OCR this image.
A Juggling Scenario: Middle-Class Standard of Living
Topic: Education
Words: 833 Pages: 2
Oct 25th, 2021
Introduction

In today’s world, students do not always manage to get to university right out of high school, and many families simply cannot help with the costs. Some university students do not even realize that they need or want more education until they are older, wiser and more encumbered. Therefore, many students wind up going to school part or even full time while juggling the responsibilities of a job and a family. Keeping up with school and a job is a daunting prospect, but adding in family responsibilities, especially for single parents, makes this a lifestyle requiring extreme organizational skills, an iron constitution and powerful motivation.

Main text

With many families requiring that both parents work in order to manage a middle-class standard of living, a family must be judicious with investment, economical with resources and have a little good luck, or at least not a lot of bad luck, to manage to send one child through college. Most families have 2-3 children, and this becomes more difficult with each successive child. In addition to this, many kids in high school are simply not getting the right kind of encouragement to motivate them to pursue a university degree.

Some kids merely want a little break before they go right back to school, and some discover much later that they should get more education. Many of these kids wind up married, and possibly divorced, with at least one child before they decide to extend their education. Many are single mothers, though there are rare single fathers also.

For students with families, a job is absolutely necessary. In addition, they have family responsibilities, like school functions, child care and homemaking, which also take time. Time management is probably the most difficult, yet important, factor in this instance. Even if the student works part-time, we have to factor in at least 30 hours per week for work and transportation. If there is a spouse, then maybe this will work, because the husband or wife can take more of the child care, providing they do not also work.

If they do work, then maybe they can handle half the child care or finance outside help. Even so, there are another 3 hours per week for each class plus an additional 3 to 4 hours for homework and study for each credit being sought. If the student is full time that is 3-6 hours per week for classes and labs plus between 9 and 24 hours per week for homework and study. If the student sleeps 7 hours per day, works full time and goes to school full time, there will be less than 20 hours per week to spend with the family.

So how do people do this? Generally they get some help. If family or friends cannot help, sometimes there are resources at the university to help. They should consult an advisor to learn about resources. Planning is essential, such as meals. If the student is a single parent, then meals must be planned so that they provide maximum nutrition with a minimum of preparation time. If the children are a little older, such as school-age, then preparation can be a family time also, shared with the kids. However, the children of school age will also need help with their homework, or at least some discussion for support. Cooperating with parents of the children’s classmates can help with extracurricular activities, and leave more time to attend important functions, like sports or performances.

※

== TASK DETAILS ==
Restate each record exactly as written.

== EXERCISE RESPONSE ==
OCR this image.
A Juggling Scenario: Middle-Class Standard of Living
Topic: Education
Words: 833 Pages: 2
Oct 25th, 2021
Introduction

In today’s world, students do not always manage to get to university right out of high school, and many families simply cannot help with the costs. Some university students do not even realize that they need or want more education until they are older, wiser and more encumbered. Therefore, many students wind up going to school part or even full time while juggling the responsibilities of a job and a family. Keeping up with school and a job is a daunting prospect, but adding in family responsibilities, especially for single parents, makes this a lifestyle requiring extreme organizational skills, an iron constitution and powerful motivation.

Main text

With many families requiring that both parents work in order to manage a middle-class standard of living, a family must be judicious with investment, economical with resources and have a little good luck, or at least not a lot of bad luck, to manage to send one child through college. Most families have 2-3 children, and this becomes more difficult with each successive child. In addition to this, many kids in high school are simply not getting the right kind of encouragement to motivate them to pursue a university degree.

Some kids merely want a little break before they go right back to school, and some discover much later that they should get more education. Many of these kids wind up married, and possibly divorced, with at least one child before they decide to extend their education. Many are single mothers, though there are rare single fathers also.

For students with families, a job is absolutely necessary. In addition, they have family responsibilities, like school functions, child care and homemaking, which also take time. Time management is probably the most difficult, yet important, factor in this instance. Even if the student works part-time, we have to factor in at least 30 hours per week for work and transportation. If there is a spouse, then maybe this will work, because the husband or wife can take more of the child care, providing they do not also work.

If they do work, then maybe they can handle half the child care or finance outside help. Even so, there are another 3 hours per week for each class plus an additional 3 to 4 hours for homework and study for each credit being sought. If the student is full time that is 3-6 hours per week for classes and labs plus between 9 and 24 hours per week for homework and study. If the student sleeps 7 hours per day, works full time and goes to school full time, there will be less than 20 hours per week to spend with the family.

So how do people do this? Generally they get some help. If family or friends cannot help, sometimes there are resources at the university to help. They should consult an advisor to learn about resources. Planning is essential, such as meals. If the student is a single parent, then meals must be planned so that they provide maximum nutrition with a minimum of preparation time. If the children are a little older, such as school-age, then preparation can be a family time also, shared with the kids. However, the children of school age will also need help with their homework, or at least some discussion for support. Cooperating with parents of the children’s classmates can help with extracurricular activities, and leave more time to attend important functions, like sports or performances.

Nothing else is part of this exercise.